__Request__:
Look through the lines below and extract any with the word "received".

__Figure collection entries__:

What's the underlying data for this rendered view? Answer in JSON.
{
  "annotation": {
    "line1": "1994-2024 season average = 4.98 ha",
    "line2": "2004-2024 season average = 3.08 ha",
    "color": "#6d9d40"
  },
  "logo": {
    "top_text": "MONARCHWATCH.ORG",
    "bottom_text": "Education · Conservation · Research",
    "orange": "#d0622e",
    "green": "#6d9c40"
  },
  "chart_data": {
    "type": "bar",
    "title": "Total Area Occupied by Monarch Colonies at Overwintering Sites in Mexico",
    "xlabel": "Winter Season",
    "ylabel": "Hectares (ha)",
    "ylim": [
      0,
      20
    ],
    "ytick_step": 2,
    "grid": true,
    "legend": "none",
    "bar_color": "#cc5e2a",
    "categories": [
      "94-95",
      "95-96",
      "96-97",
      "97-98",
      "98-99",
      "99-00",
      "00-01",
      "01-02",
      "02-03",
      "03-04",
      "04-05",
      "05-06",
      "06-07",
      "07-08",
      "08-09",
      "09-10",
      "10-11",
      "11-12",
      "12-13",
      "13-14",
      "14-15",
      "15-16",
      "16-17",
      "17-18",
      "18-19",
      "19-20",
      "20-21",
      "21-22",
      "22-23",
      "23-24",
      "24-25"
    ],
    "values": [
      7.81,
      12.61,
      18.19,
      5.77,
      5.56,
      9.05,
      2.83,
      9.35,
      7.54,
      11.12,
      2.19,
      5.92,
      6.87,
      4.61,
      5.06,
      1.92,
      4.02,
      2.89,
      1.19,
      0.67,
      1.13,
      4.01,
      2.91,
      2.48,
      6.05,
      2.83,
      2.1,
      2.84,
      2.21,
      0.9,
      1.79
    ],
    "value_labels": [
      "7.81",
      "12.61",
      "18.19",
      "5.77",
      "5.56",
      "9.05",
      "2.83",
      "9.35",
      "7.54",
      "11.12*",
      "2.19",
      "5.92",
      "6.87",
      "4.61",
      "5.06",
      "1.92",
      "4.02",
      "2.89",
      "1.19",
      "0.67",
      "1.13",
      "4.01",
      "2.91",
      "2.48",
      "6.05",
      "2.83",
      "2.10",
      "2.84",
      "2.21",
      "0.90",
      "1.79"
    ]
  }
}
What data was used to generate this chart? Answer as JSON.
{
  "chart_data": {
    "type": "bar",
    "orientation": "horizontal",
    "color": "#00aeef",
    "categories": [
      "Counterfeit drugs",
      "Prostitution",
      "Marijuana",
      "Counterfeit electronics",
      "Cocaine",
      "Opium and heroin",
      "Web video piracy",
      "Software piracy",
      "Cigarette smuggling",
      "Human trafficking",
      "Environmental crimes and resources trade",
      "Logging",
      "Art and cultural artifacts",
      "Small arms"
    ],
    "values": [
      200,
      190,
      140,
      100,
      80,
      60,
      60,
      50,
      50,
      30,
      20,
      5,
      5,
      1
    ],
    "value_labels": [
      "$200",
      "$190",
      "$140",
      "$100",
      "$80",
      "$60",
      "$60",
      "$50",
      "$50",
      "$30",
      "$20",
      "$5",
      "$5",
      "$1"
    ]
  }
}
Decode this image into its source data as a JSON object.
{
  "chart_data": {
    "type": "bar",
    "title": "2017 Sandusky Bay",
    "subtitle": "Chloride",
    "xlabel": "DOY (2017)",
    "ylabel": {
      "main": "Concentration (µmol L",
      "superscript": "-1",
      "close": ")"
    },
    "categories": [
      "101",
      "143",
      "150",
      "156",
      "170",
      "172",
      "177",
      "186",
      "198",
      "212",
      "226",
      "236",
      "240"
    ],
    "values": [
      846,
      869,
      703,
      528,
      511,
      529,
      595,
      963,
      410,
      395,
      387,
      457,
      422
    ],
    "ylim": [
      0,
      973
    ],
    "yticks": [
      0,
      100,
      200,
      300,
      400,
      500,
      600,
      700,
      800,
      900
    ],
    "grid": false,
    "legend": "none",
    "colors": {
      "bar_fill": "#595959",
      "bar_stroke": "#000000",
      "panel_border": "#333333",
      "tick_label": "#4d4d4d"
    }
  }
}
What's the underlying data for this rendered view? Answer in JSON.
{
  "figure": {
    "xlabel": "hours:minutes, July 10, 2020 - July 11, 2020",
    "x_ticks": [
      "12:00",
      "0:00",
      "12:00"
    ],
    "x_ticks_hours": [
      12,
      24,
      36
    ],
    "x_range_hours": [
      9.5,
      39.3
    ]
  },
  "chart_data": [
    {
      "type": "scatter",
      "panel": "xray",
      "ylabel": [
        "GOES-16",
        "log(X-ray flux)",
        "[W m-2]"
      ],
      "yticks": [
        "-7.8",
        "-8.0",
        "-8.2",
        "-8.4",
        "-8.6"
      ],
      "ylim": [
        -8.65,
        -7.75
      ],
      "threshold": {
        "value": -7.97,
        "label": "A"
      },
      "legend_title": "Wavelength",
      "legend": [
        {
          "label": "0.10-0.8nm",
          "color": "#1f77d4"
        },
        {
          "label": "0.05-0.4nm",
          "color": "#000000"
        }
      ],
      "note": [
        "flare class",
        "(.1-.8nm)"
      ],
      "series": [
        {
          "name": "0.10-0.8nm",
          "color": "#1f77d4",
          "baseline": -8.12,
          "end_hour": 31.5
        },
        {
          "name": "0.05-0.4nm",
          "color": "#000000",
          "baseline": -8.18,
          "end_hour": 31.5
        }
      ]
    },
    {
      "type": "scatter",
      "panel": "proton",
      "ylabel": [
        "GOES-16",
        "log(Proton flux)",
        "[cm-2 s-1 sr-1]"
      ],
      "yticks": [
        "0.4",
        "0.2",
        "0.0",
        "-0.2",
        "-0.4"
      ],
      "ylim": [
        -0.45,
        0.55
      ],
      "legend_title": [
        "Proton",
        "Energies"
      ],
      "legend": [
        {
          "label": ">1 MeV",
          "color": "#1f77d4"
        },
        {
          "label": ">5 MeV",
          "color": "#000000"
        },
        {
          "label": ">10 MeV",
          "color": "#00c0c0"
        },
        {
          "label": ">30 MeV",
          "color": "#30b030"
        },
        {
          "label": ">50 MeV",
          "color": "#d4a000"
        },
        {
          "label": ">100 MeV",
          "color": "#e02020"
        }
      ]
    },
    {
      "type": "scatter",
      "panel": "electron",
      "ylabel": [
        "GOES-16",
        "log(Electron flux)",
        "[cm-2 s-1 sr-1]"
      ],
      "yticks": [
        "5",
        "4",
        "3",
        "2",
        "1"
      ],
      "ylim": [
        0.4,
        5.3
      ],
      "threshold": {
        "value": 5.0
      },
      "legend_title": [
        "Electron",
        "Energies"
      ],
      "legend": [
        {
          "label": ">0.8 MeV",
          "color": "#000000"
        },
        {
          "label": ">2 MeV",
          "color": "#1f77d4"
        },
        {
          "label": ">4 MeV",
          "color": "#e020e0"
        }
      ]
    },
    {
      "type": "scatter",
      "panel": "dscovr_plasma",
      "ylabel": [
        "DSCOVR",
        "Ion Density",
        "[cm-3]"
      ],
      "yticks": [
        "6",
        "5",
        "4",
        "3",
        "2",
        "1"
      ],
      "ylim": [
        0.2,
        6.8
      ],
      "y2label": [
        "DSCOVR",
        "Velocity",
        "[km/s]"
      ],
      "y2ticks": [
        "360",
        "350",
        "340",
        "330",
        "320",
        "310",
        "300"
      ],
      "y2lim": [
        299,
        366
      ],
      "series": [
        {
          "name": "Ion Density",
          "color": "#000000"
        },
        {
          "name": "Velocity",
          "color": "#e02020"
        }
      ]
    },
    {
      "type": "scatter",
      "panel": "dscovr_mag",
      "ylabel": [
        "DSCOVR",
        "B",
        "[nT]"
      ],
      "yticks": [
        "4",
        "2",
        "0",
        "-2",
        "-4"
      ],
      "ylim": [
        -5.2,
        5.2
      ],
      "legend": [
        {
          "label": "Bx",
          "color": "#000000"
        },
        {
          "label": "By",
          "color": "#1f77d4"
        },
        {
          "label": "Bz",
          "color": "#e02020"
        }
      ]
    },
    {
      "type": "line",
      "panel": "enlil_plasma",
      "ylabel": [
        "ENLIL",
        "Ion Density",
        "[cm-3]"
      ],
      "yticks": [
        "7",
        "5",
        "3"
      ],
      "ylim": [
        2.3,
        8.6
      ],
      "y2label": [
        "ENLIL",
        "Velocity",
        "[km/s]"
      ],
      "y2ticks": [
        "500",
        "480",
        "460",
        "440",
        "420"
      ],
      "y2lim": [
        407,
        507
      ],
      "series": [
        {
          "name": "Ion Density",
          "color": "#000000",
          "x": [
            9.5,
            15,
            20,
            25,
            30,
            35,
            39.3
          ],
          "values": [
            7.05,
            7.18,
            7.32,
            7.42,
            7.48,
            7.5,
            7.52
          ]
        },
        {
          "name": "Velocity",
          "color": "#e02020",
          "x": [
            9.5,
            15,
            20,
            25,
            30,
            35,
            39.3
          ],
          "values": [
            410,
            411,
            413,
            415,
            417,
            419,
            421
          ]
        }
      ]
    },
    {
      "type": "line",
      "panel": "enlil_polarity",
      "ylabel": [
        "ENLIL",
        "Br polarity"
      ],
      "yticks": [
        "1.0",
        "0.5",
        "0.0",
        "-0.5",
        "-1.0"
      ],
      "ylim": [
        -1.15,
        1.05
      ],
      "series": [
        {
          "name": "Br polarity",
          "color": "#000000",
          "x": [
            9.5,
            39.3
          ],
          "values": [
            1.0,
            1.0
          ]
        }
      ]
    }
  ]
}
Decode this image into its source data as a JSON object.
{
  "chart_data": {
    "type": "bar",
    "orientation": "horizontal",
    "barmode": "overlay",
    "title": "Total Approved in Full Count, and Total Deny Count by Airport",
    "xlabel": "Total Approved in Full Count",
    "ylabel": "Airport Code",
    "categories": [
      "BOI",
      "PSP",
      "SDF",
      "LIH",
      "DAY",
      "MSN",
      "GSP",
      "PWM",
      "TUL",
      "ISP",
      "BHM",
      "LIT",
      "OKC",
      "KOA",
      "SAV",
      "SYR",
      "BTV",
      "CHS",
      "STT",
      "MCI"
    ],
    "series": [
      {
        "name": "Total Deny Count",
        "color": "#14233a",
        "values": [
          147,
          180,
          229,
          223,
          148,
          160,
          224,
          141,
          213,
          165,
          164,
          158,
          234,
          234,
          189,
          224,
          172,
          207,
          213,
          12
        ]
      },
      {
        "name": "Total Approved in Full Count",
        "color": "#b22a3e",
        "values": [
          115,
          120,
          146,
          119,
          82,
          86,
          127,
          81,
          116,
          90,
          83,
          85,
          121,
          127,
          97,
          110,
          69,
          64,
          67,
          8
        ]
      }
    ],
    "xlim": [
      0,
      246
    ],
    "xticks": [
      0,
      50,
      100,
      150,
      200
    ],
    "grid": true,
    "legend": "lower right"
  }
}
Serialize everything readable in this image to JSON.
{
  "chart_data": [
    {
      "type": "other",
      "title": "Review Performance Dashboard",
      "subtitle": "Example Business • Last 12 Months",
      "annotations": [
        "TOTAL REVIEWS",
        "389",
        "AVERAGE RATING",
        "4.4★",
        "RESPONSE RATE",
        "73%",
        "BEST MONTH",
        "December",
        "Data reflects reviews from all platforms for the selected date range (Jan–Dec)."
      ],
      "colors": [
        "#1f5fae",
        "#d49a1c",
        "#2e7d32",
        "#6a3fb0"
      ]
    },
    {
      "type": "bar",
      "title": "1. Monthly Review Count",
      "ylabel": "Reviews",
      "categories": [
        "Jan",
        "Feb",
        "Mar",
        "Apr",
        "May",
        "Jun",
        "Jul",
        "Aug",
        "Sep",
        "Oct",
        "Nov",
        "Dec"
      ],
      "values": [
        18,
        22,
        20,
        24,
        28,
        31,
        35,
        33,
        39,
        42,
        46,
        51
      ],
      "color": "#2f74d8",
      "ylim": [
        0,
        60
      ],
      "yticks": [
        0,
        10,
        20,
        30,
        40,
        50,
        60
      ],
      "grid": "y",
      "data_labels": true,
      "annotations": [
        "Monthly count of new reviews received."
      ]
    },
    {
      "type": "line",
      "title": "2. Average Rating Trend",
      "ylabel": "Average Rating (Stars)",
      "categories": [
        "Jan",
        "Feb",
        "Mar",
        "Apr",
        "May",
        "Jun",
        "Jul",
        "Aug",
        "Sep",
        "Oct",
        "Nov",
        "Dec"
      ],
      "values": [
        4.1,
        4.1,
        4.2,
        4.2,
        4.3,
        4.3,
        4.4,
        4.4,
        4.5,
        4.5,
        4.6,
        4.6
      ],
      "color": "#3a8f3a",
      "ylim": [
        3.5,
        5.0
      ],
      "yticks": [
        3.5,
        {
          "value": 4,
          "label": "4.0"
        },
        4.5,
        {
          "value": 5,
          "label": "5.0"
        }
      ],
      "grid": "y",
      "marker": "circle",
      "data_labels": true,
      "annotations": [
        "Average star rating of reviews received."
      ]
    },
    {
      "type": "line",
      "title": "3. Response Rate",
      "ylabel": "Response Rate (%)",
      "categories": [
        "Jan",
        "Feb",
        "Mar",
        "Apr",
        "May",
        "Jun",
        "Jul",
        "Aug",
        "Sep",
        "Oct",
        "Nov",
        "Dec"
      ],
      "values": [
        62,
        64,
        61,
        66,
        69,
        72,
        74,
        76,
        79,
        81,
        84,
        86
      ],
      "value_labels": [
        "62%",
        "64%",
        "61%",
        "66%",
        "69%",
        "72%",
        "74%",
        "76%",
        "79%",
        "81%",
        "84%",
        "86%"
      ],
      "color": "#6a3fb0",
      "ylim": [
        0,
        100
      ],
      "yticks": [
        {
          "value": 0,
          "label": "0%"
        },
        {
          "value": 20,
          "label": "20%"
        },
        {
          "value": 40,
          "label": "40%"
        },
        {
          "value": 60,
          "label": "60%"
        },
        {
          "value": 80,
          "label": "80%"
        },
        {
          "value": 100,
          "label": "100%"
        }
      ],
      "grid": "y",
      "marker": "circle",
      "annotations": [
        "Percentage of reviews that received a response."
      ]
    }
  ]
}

__Correct answer__:
        "Monthly count of new reviews received."
        "Average star rating of reviews received."
        "Percentage of reviews that received a response."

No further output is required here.